### Text segment
━━━

On a little endian machine with 4 byte packing this will appear in memory as

08 00 18 00 00 00 28 00 00 00

And if the macghine is big endian then that will respectively be

08 00 18 00 00 00 28

08 00 00 18 00 00 00 28

08 00 00 00 00 18 00 00 00 28

And there are many many other strcuture packing schemes.

so if you try to write that structure to a file using

fwrite(&ms, sizeof ms, 1, OutFile);

then you have no way of knowing if another machine will be able to read it because of the different structure packings.

Additionally notice that I assumed int to be 2 bytes in size, however that might not be true int is commonly 2 or 4 bytes in size but all you can reaaly count on is that

sizeof(char) == 1

sizeof(char) <= sizeof(short) <= sizeof(int) <= sizeof(long)

in todays computers int could be anything from 1 - 8 bytes long.

so even

fwrite(&ms.i, sizeof ms.i, 1, OutFile);

Is not guaranteed to write data that can be read on another machine.

Fix the file structure

The file will have this structure

A number 1 byte long
A number 2 bytes long big endian
A number 4 bytes long big endian

And write the file explicitly in that structure

fputc(ms.c, OutFile);
fputc(((ms.i>>8)&0xFF), OutFile);
fputc((ms.&0xFF), OutFile);
fputc(((ms.l>>24)&0xFF), OutFile);
fputc(((ms.l>>16)&0xFF), OutFile);
fputc(((ms.l>>8)&0xFF), OutFile);
fputc((ms.l>>&0xFF), OutFile);

And read the file back in the same way. That is the only real way to guarantee that the file written will be readable on another platform.

True portablility gurus would say avoid binary and write text but I think you could probably get away with binary.
Aug 10 '06 #6
180 100+
Thanx for your reply. I'm really glad that I joined this forum to post my queryies. And the way you suggest it is really fantastic.

Ok what you mean is that I need to fix the file structure itself. The solution sounds perfect. But I have one more doubt Suppose the file already exists and then I need to fix the file structure, such that when I read the already existing file byte by byte I should be able to write the file's contents to some another file with the format I want say(1 char, 2 Int, 4 Long). Then read that file.

━━━

### Supplied entries
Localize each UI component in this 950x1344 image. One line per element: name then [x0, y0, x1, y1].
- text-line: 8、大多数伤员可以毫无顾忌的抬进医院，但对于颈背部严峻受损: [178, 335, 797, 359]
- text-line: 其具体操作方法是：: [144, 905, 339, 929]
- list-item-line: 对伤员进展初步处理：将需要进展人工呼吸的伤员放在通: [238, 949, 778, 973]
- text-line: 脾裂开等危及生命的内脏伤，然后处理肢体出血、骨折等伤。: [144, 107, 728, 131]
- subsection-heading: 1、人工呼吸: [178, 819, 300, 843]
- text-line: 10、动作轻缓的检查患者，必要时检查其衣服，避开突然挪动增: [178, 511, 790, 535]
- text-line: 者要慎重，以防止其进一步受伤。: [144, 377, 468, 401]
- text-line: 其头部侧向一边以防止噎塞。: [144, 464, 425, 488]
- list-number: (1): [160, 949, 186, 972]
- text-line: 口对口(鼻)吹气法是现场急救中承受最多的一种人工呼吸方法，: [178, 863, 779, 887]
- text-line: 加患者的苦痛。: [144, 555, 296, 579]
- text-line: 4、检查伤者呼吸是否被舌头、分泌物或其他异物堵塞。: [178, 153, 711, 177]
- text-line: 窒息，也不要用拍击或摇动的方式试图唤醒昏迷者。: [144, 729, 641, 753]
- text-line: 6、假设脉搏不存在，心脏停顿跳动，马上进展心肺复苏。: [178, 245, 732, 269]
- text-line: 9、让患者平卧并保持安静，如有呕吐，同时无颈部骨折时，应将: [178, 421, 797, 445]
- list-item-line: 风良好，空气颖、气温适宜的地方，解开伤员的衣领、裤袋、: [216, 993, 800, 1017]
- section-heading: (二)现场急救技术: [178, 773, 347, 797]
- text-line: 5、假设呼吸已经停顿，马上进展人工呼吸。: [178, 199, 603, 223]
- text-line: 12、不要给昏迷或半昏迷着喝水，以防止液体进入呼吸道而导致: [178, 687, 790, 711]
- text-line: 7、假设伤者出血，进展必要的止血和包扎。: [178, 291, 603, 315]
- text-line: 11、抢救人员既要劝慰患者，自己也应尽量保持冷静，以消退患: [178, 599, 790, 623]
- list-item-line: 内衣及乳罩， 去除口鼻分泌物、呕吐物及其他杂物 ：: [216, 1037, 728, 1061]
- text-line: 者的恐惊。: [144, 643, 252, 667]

━━━

### Task list
1. Reproduce the passage of the forum text on structure packing between "Ok what you" and "read that file.", inclusive.
2. In the forum text on structure packing, how many bytes long could an int be in today's computers?

### Problem solutions
1.
Ok what you mean is that I need to fix the file structure itself. The solution sounds perfect. But I have one more doubt Suppose the file already exists and then I need to fix the file structure, such that when I read the already existing file byte by byte I should be able to write the file's contents to some another file with the format I want say(1 char, 2 Int, 4 Long). Then read that file.

2. Anything from 1 to 8 bytes.